*WHAT YOU HAVE TO DO:* Each entry has to be copied exactly, with nothing missed.

*DATASET RECORDS:*
START

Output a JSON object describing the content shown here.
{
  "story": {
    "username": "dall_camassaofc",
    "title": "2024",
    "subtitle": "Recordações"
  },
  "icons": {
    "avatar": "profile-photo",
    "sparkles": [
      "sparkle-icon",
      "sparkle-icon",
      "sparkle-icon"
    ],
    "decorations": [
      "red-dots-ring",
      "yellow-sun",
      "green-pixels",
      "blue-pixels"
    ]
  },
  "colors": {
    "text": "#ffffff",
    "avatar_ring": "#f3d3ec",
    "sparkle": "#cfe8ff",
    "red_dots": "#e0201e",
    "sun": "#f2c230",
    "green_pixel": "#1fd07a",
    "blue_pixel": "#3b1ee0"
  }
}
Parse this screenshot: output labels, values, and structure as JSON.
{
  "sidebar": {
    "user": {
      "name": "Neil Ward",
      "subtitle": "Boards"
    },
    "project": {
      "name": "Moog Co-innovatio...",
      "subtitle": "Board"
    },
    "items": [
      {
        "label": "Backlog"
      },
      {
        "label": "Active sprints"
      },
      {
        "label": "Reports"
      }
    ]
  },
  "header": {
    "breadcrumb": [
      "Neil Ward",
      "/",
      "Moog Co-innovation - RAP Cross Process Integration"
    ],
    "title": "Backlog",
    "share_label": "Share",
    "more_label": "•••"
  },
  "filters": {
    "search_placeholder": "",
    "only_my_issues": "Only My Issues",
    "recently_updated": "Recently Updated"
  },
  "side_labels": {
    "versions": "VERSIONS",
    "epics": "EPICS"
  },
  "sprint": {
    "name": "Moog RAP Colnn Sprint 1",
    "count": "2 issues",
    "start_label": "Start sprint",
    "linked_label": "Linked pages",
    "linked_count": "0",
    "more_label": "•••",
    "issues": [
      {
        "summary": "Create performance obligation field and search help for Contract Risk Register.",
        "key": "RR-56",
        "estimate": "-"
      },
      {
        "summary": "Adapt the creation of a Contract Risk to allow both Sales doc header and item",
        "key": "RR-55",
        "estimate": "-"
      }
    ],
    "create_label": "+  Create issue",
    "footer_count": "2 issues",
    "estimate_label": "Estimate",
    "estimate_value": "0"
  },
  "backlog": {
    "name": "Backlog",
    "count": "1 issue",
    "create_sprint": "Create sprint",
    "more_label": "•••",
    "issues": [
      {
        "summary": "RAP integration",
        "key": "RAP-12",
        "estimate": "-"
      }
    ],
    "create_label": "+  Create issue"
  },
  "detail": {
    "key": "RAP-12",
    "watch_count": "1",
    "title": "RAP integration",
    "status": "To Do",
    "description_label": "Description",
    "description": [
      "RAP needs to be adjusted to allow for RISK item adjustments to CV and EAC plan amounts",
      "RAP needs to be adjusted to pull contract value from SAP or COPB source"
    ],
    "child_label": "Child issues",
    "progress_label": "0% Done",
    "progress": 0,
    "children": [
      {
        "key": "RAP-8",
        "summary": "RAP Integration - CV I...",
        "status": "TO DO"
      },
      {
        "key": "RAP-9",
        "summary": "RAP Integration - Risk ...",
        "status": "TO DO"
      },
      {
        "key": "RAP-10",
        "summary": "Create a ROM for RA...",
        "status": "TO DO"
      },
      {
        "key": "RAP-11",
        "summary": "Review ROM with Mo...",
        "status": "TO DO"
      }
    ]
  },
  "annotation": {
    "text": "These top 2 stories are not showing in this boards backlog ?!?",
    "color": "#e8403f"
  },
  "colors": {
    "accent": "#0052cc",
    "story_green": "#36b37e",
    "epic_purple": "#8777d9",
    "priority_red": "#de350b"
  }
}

END

*CORRECT ANSWER:*
Output a JSON object describing the content shown here.
{
  "story": {
    "username": "dall_camassaofc",
    "title": "2024",
    "subtitle": "Recordações"
  },
  "icons": {
    "avatar": "profile-photo",
    "sparkles": [
      "sparkle-icon",
      "sparkle-icon",
      "sparkle-icon"
    ],
    "decorations": [
      "red-dots-ring",
      "yellow-sun",
      "green-pixels",
      "blue-pixels"
    ]
  },
  "colors": {
    "text": "#ffffff",
    "avatar_ring": "#f3d3ec",
    "sparkle": "#cfe8ff",
    "red_dots": "#e0201e",
    "sun": "#f2c230",
    "green_pixel": "#1fd07a",
    "blue_pixel": "#3b1ee0"
  }
}
Parse this screenshot: output labels, values, and structure as JSON.
{
  "sidebar": {
    "user": {
      "name": "Neil Ward",
      "subtitle": "Boards"
    },
    "project": {
      "name": "Moog Co-innovatio...",
      "subtitle": "Board"
    },
    "items": [
      {
        "label": "Backlog"
      },
      {
        "label": "Active sprints"
      },
      {
        "label": "Reports"
      }
    ]
  },
  "header": {
    "breadcrumb": [
      "Neil Ward",
      "/",
      "Moog Co-innovation - RAP Cross Process Integration"
    ],
    "title": "Backlog",
    "share_label": "Share",
    "more_label": "•••"
  },
  "filters": {
    "search_placeholder": "",
    "only_my_issues": "Only My Issues",
    "recently_updated": "Recently Updated"
  },
  "side_labels": {
    "versions": "VERSIONS",
    "epics": "EPICS"
  },
  "sprint": {
    "name": "Moog RAP Colnn Sprint 1",
    "count": "2 issues",
    "start_label": "Start sprint",
    "linked_label": "Linked pages",
    "linked_count": "0",
    "more_label": "•••",
    "issues": [
      {
        "summary": "Create performance obligation field and search help for Contract Risk Register.",
        "key": "RR-56",
        "estimate": "-"
      },
      {
        "summary": "Adapt the creation of a Contract Risk to allow both Sales doc header and item",
        "key": "RR-55",
        "estimate": "-"
      }
    ],
    "create_label": "+  Create issue",
    "footer_count": "2 issues",
    "estimate_label": "Estimate",
    "estimate_value": "0"
  },
  "backlog": {
    "name": "Backlog",
    "count": "1 issue",
    "create_sprint": "Create sprint",
    "more_label": "•••",
    "issues": [
      {
        "summary": "RAP integration",
        "key": "RAP-12",
        "estimate": "-"
      }
    ],
    "create_label": "+  Create issue"
  },
  "detail": {
    "key": "RAP-12",
    "watch_count": "1",
    "title": "RAP integration",
    "status": "To Do",
    "description_label": "Description",
    "description": [
      "RAP needs to be adjusted to allow for RISK item adjustments to CV and EAC plan amounts",
      "RAP needs to be adjusted to pull contract value from SAP or COPB source"
    ],
    "child_label": "Child issues",
    "progress_label": "0% Done",
    "progress": 0,
    "children": [
      {
        "key": "RAP-8",
        "summary": "RAP Integration - CV I...",
        "status": "TO DO"
      },
      {
        "key": "RAP-9",
        "summary": "RAP Integration - Risk ...",
        "status": "TO DO"
      },
      {
        "key": "RAP-10",
        "summary": "Create a ROM for RA...",
        "status": "TO DO"
      },
      {
        "key": "RAP-11",
        "summary": "Review ROM with Mo...",
        "status": "TO DO"
      }
    ]
  },
  "annotation": {
    "text": "These top 2 stories are not showing in this boards backlog ?!?",
    "color": "#e8403f"
  },
  "colors": {
    "accent": "#0052cc",
    "story_green": "#36b37e",
    "epic_purple": "#8777d9",
    "priority_red": "#de350b"
  }
}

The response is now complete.